> [WHAT NEEDS TO BE DONE] Match the string "Fever" against each line below, and copy every line that matches.

> [MATERIALS PROVIDED]
/---
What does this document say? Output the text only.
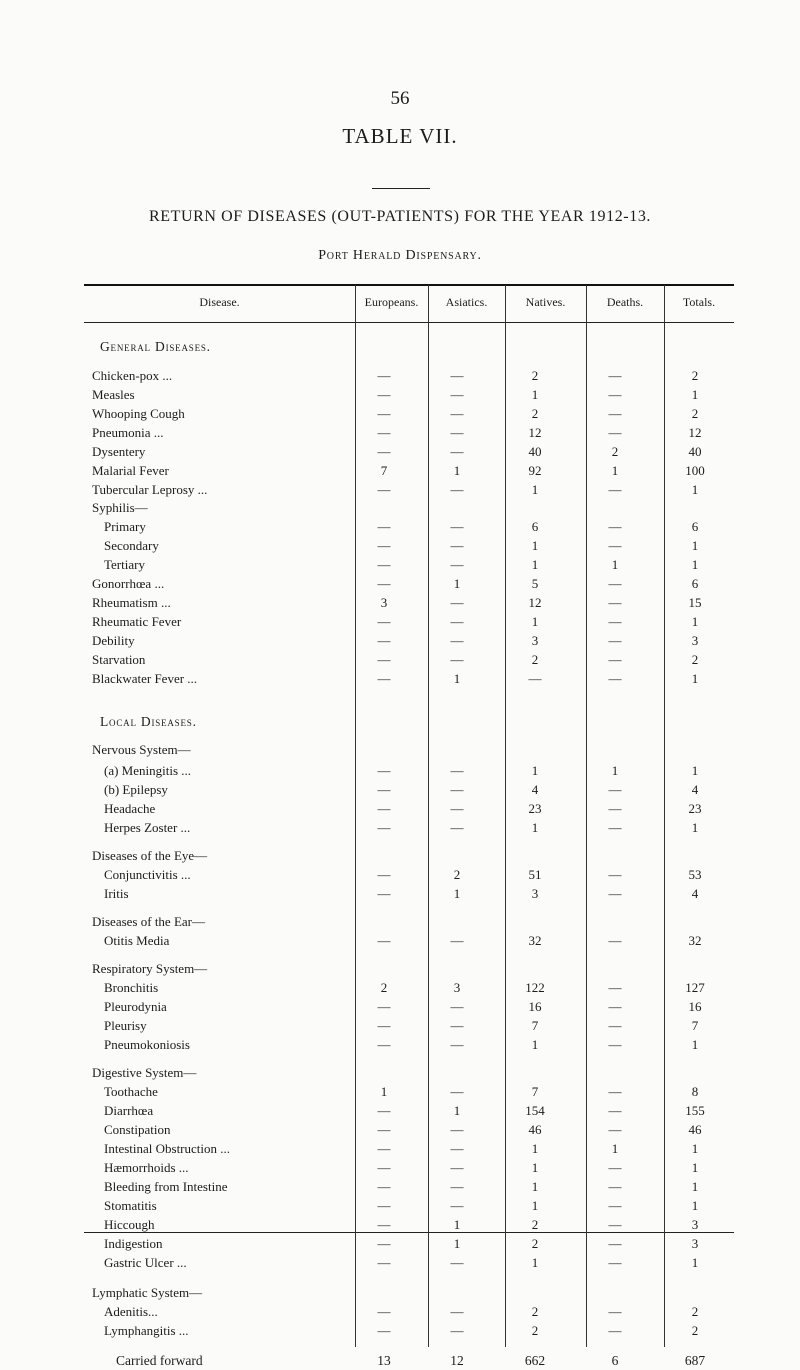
56
TABLE VII.
RETURN OF DISEASES (OUT-PATIENTS) FOR THE YEAR 1912-13.
Port Herald Dispensary.
Disease.	Europeans.	Asiatics.	Natives.	Deaths.	Totals.
General Diseases.
Chicken-pox ...	—	—	2	—	2
Measles	—	—	1	—	1
Whooping Cough	—	—	2	—	2
Pneumonia ...	—	—	12	—	12
Dysentery	—	—	40	2	40
Malarial Fever	7	1	92	1	100
Tubercular Leprosy ...	—	—	1	—	1
Syphilis—
Primary	—	—	6	—	6
Secondary	—	—	1	—	1
Tertiary	—	—	1	1	1
Gonorrhœa ...	—	1	5	—	6
Rheumatism ...	3	—	12	—	15
Rheumatic Fever	—	—	1	—	1
Debility	—	—	3	—	3
Starvation	—	—	2	—	2
Blackwater Fever ...	—	1	—	—	1
Local Diseases.
Nervous System—
(a) Meningitis ...	—	—	1	1	1
(b) Epilepsy	—	—	4	—	4
Headache	—	—	23	—	23
Herpes Zoster ...	—	—	1	—	1
Diseases of the Eye—
Conjunctivitis ...	—	2	51	—	53
Iritis	—	1	3	—	4
Diseases of the Ear—
Otitis Media	—	—	32	—	32
Respiratory System—
Bronchitis	2	3	122	—	127
Pleurodynia	—	—	16	—	16
Pleurisy	—	—	7	—	7
Pneumokoniosis	—	—	1	—	1
Digestive System—
Toothache	1	—	7	—	8
Diarrhœa	—	1	154	—	155
Constipation	—	—	46	—	46
Intestinal Obstruction ...	—	—	1	1	1
Hæmorrhoids ...	—	—	1	—	1
Bleeding from Intestine	—	—	1	—	1
Stomatitis	—	—	1	—	1
Hiccough	—	1	2	—	3
Indigestion	—	1	2	—	3
Gastric Ulcer ...	—	—	1	—	1
Lymphatic System—
Adenitis...	—	—	2	—	2
Lymphangitis ...	—	—	2	—	2
Carried forward	13	12	662	6	687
\---
> [RESPONSE AREA]
Malarial Fever	7	1	92	1	100
Rheumatic Fever	—	—	1	—	1
Blackwater Fever ...	—	1	—	—	1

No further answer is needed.